■ **Exercise requirements**
Write the records out again, precisely as they stand.

■ **Source material**

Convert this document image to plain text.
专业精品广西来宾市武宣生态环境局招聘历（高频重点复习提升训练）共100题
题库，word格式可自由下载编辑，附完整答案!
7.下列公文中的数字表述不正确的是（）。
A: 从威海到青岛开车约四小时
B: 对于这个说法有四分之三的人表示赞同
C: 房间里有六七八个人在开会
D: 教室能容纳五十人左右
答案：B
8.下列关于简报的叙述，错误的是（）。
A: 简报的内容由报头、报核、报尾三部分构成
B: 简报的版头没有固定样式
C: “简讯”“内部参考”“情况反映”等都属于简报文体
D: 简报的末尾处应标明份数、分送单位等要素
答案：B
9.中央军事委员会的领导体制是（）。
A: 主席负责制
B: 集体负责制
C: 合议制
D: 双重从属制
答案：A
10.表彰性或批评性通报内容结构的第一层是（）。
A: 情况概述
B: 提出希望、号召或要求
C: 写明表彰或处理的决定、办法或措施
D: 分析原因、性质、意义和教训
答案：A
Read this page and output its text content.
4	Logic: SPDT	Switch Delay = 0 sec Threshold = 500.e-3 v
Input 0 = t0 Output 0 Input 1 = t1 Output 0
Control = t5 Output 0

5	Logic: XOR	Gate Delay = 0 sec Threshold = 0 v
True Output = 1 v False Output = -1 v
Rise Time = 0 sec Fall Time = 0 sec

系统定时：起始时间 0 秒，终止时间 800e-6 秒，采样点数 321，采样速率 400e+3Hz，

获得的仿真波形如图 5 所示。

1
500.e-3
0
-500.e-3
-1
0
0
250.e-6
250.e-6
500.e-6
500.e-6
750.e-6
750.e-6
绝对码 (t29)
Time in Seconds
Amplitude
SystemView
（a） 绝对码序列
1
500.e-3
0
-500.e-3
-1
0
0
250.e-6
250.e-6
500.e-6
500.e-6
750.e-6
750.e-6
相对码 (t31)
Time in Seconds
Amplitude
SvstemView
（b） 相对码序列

■ **Solution for this problem**
Convert this document image to plain text.
专业精品广西来宾市武宣生态环境局招聘历（高频重点复习提升训练）共100题
题库，word格式可自由下载编辑，附完整答案!
7.下列公文中的数字表述不正确的是（）。
A: 从威海到青岛开车约四小时
B: 对于这个说法有四分之三的人表示赞同
C: 房间里有六七八个人在开会
D: 教室能容纳五十人左右
答案：B
8.下列关于简报的叙述，错误的是（）。
A: 简报的内容由报头、报核、报尾三部分构成
B: 简报的版头没有固定样式
C: “简讯”“内部参考”“情况反映”等都属于简报文体
D: 简报的末尾处应标明份数、分送单位等要素
答案：B
9.中央军事委员会的领导体制是（）。
A: 主席负责制
B: 集体负责制
C: 合议制
D: 双重从属制
答案：A
10.表彰性或批评性通报内容结构的第一层是（）。
A: 情况概述
B: 提出希望、号召或要求
C: 写明表彰或处理的决定、办法或措施
D: 分析原因、性质、意义和教训
答案：A
Read this page and output its text content.
4	Logic: SPDT	Switch Delay = 0 sec Threshold = 500.e-3 v
Input 0 = t0 Output 0 Input 1 = t1 Output 0
Control = t5 Output 0

5	Logic: XOR	Gate Delay = 0 sec Threshold = 0 v
True Output = 1 v False Output = -1 v
Rise Time = 0 sec Fall Time = 0 sec

系统定时：起始时间 0 秒，终止时间 800e-6 秒，采样点数 321，采样速率 400e+3Hz，

获得的仿真波形如图 5 所示。

1
500.e-3
0
-500.e-3
-1
0
0
250.e-6
250.e-6
500.e-6
500.e-6
750.e-6
750.e-6
绝对码 (t29)
Time in Seconds
Amplitude
SystemView
（a） 绝对码序列
1
500.e-3
0
-500.e-3
-1
0
0
250.e-6
250.e-6
500.e-6
500.e-6
750.e-6
750.e-6
相对码 (t31)
Time in Seconds
Amplitude
SvstemView
（b） 相对码序列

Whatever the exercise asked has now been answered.